_REQUIREMENT:_ Could you repeat the records below exactly, leaving out any pictures?

A block of data
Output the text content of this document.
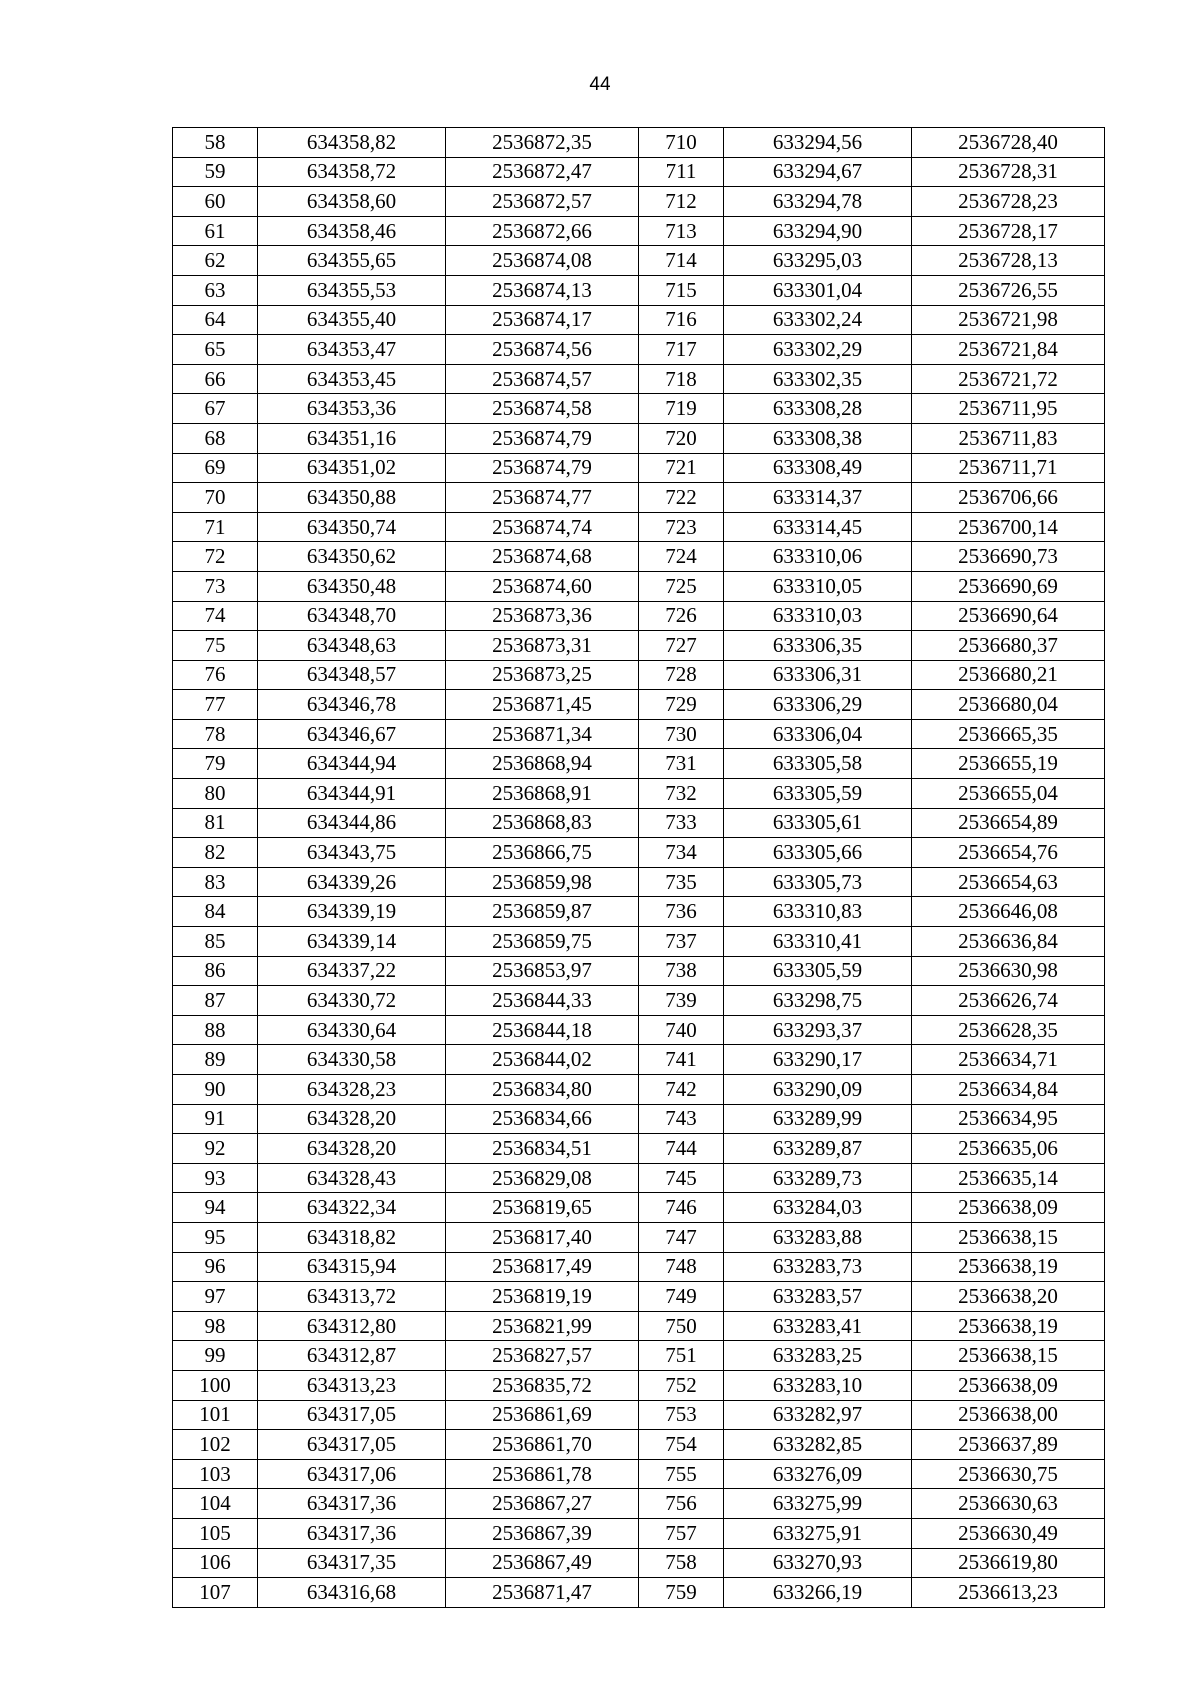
44
58	634358,82	2536872,35	710	633294,56	2536728,40
59	634358,72	2536872,47	711	633294,67	2536728,31
60	634358,60	2536872,57	712	633294,78	2536728,23
61	634358,46	2536872,66	713	633294,90	2536728,17
62	634355,65	2536874,08	714	633295,03	2536728,13
63	634355,53	2536874,13	715	633301,04	2536726,55
64	634355,40	2536874,17	716	633302,24	2536721,98
65	634353,47	2536874,56	717	633302,29	2536721,84
66	634353,45	2536874,57	718	633302,35	2536721,72
67	634353,36	2536874,58	719	633308,28	2536711,95
68	634351,16	2536874,79	720	633308,38	2536711,83
69	634351,02	2536874,79	721	633308,49	2536711,71
70	634350,88	2536874,77	722	633314,37	2536706,66
71	634350,74	2536874,74	723	633314,45	2536700,14
72	634350,62	2536874,68	724	633310,06	2536690,73
73	634350,48	2536874,60	725	633310,05	2536690,69
74	634348,70	2536873,36	726	633310,03	2536690,64
75	634348,63	2536873,31	727	633306,35	2536680,37
76	634348,57	2536873,25	728	633306,31	2536680,21
77	634346,78	2536871,45	729	633306,29	2536680,04
78	634346,67	2536871,34	730	633306,04	2536665,35
79	634344,94	2536868,94	731	633305,58	2536655,19
80	634344,91	2536868,91	732	633305,59	2536655,04
81	634344,86	2536868,83	733	633305,61	2536654,89
82	634343,75	2536866,75	734	633305,66	2536654,76
83	634339,26	2536859,98	735	633305,73	2536654,63
84	634339,19	2536859,87	736	633310,83	2536646,08
85	634339,14	2536859,75	737	633310,41	2536636,84
86	634337,22	2536853,97	738	633305,59	2536630,98
87	634330,72	2536844,33	739	633298,75	2536626,74
88	634330,64	2536844,18	740	633293,37	2536628,35
89	634330,58	2536844,02	741	633290,17	2536634,71
90	634328,23	2536834,80	742	633290,09	2536634,84
91	634328,20	2536834,66	743	633289,99	2536634,95
92	634328,20	2536834,51	744	633289,87	2536635,06
93	634328,43	2536829,08	745	633289,73	2536635,14
94	634322,34	2536819,65	746	633284,03	2536638,09
95	634318,82	2536817,40	747	633283,88	2536638,15
96	634315,94	2536817,49	748	633283,73	2536638,19
97	634313,72	2536819,19	749	633283,57	2536638,20
98	634312,80	2536821,99	750	633283,41	2536638,19
99	634312,87	2536827,57	751	633283,25	2536638,15
100	634313,23	2536835,72	752	633283,10	2536638,09
101	634317,05	2536861,69	753	633282,97	2536638,00
102	634317,05	2536861,70	754	633282,85	2536637,89
103	634317,06	2536861,78	755	633276,09	2536630,75
104	634317,36	2536867,27	756	633275,99	2536630,63
105	634317,36	2536867,39	757	633275,91	2536630,49
106	634317,35	2536867,49	758	633270,93	2536619,80
107	634316,68	2536871,47	759	633266,19	2536613,23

_FINAL RESULT:_
Output the text content of this document.
44
58	634358,82	2536872,35	710	633294,56	2536728,40
59	634358,72	2536872,47	711	633294,67	2536728,31
60	634358,60	2536872,57	712	633294,78	2536728,23
61	634358,46	2536872,66	713	633294,90	2536728,17
62	634355,65	2536874,08	714	633295,03	2536728,13
63	634355,53	2536874,13	715	633301,04	2536726,55
64	634355,40	2536874,17	716	633302,24	2536721,98
65	634353,47	2536874,56	717	633302,29	2536721,84
66	634353,45	2536874,57	718	633302,35	2536721,72
67	634353,36	2536874,58	719	633308,28	2536711,95
68	634351,16	2536874,79	720	633308,38	2536711,83
69	634351,02	2536874,79	721	633308,49	2536711,71
70	634350,88	2536874,77	722	633314,37	2536706,66
71	634350,74	2536874,74	723	633314,45	2536700,14
72	634350,62	2536874,68	724	633310,06	2536690,73
73	634350,48	2536874,60	725	633310,05	2536690,69
74	634348,70	2536873,36	726	633310,03	2536690,64
75	634348,63	2536873,31	727	633306,35	2536680,37
76	634348,57	2536873,25	728	633306,31	2536680,21
77	634346,78	2536871,45	729	633306,29	2536680,04
78	634346,67	2536871,34	730	633306,04	2536665,35
79	634344,94	2536868,94	731	633305,58	2536655,19
80	634344,91	2536868,91	732	633305,59	2536655,04
81	634344,86	2536868,83	733	633305,61	2536654,89
82	634343,75	2536866,75	734	633305,66	2536654,76
83	634339,26	2536859,98	735	633305,73	2536654,63
84	634339,19	2536859,87	736	633310,83	2536646,08
85	634339,14	2536859,75	737	633310,41	2536636,84
86	634337,22	2536853,97	738	633305,59	2536630,98
87	634330,72	2536844,33	739	633298,75	2536626,74
88	634330,64	2536844,18	740	633293,37	2536628,35
89	634330,58	2536844,02	741	633290,17	2536634,71
90	634328,23	2536834,80	742	633290,09	2536634,84
91	634328,20	2536834,66	743	633289,99	2536634,95
92	634328,20	2536834,51	744	633289,87	2536635,06
93	634328,43	2536829,08	745	633289,73	2536635,14
94	634322,34	2536819,65	746	633284,03	2536638,09
95	634318,82	2536817,40	747	633283,88	2536638,15
96	634315,94	2536817,49	748	633283,73	2536638,19
97	634313,72	2536819,19	749	633283,57	2536638,20
98	634312,80	2536821,99	750	633283,41	2536638,19
99	634312,87	2536827,57	751	633283,25	2536638,15
100	634313,23	2536835,72	752	633283,10	2536638,09
101	634317,05	2536861,69	753	633282,97	2536638,00
102	634317,05	2536861,70	754	633282,85	2536637,89
103	634317,06	2536861,78	755	633276,09	2536630,75
104	634317,36	2536867,27	756	633275,99	2536630,63
105	634317,36	2536867,39	757	633275,91	2536630,49
106	634317,35	2536867,49	758	633270,93	2536619,80
107	634316,68	2536871,47	759	633266,19	2536613,23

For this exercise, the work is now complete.